Set down each line of the data below exactly as it stands, dropping the pictures.
>> Begin
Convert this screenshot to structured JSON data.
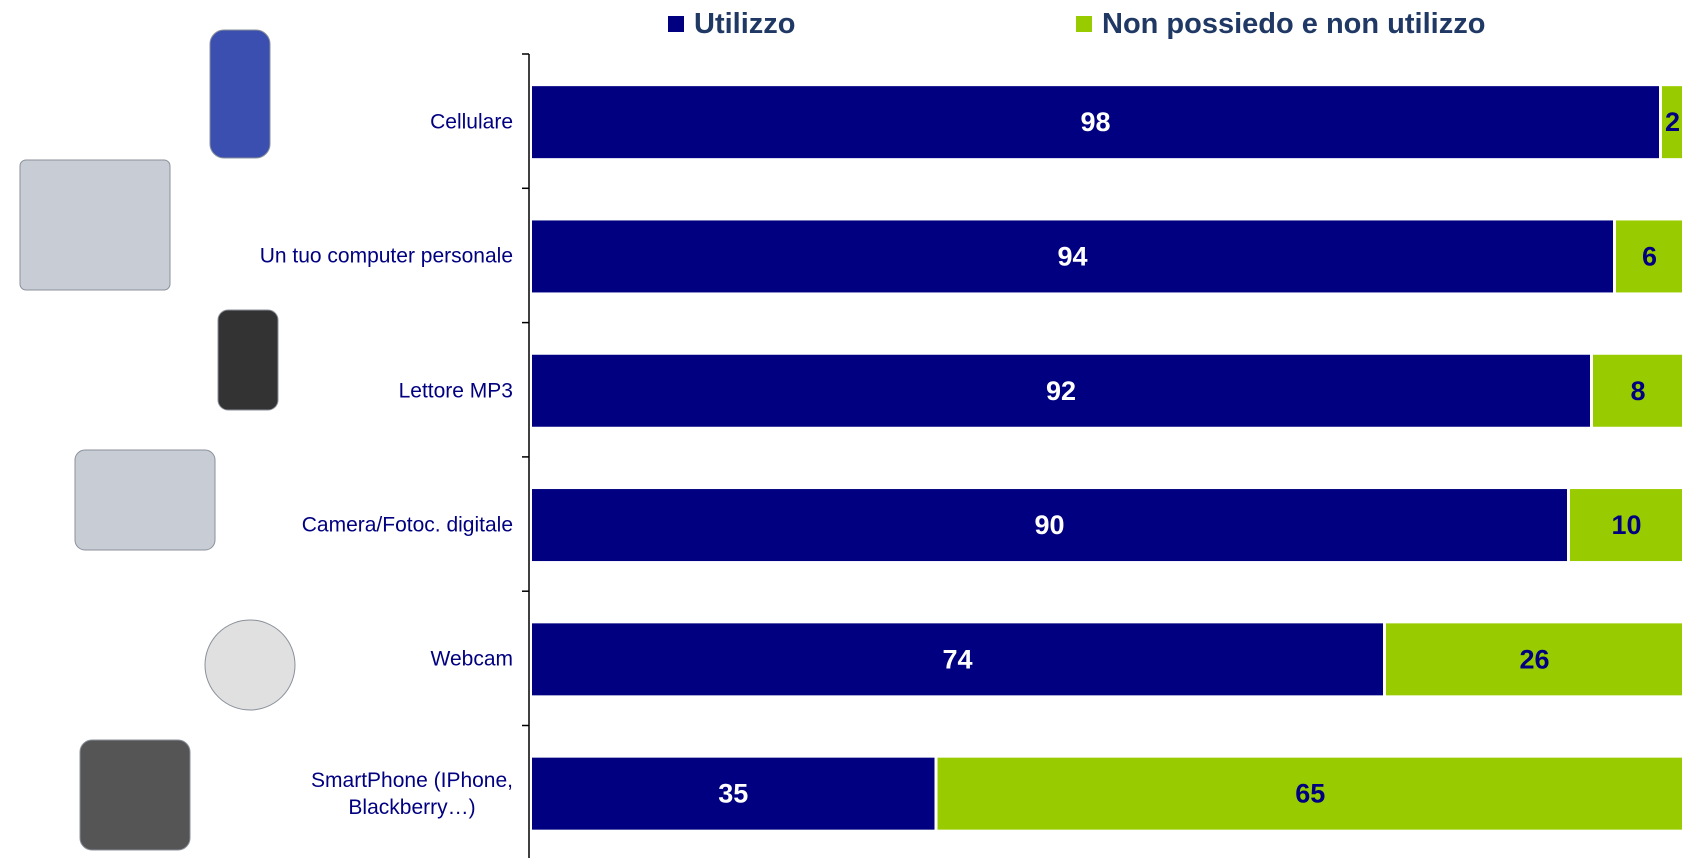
{
  "chart_data": {
    "type": "stacked_barh",
    "categories": [
      "Cellulare",
      "Un tuo computer personale",
      "Lettore MP3",
      "Camera/Fotoc. digitale",
      "Webcam",
      "SmartPhone (IPhone,\nBlackberry…)"
    ],
    "series": [
      {
        "name": "Utilizzo",
        "color": "#000080",
        "values": [
          98,
          94,
          92,
          90,
          74,
          35
        ]
      },
      {
        "name": "Non possiedo e non utilizzo",
        "color": "#99cc00",
        "values": [
          2,
          6,
          8,
          10,
          26,
          65
        ]
      }
    ],
    "xlim": [
      0,
      100
    ]
  }
}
>> End
* Output
Convert this screenshot to structured JSON data.
{
  "chart_data": {
    "type": "stacked_barh",
    "categories": [
      "Cellulare",
      "Un tuo computer personale",
      "Lettore MP3",
      "Camera/Fotoc. digitale",
      "Webcam",
      "SmartPhone (IPhone,\nBlackberry…)"
    ],
    "series": [
      {
        "name": "Utilizzo",
        "color": "#000080",
        "values": [
          98,
          94,
          92,
          90,
          74,
          35
        ]
      },
      {
        "name": "Non possiedo e non utilizzo",
        "color": "#99cc00",
        "values": [
          2,
          6,
          8,
          10,
          26,
          65
        ]
      }
    ],
    "xlim": [
      0,
      100
    ]
  }
}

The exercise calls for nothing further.